--- BEGIN Source data ---

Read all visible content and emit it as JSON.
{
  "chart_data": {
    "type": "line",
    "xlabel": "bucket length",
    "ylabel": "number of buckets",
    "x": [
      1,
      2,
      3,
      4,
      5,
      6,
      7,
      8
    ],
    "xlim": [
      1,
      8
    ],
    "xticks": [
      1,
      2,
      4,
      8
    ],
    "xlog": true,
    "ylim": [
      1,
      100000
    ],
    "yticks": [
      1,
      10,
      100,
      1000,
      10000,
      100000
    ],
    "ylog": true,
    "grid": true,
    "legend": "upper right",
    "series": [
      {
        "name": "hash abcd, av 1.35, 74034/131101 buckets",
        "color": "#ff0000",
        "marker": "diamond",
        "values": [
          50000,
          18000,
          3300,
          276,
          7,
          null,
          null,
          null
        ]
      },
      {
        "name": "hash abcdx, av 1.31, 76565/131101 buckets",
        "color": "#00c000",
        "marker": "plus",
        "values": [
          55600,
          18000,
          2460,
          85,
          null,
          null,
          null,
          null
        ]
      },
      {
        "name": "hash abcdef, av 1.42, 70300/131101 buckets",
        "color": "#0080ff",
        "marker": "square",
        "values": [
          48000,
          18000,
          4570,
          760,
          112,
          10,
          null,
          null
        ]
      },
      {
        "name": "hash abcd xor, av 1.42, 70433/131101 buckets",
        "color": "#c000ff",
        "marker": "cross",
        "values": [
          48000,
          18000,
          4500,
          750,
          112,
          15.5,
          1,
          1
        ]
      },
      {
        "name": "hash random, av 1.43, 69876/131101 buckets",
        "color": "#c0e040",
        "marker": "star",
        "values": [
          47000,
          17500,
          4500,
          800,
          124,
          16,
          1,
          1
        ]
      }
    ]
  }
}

--- END Source data ---

» **Instructions for the task**: Give the count of lines containing "buckets", with no added text.

» **Reply**: 6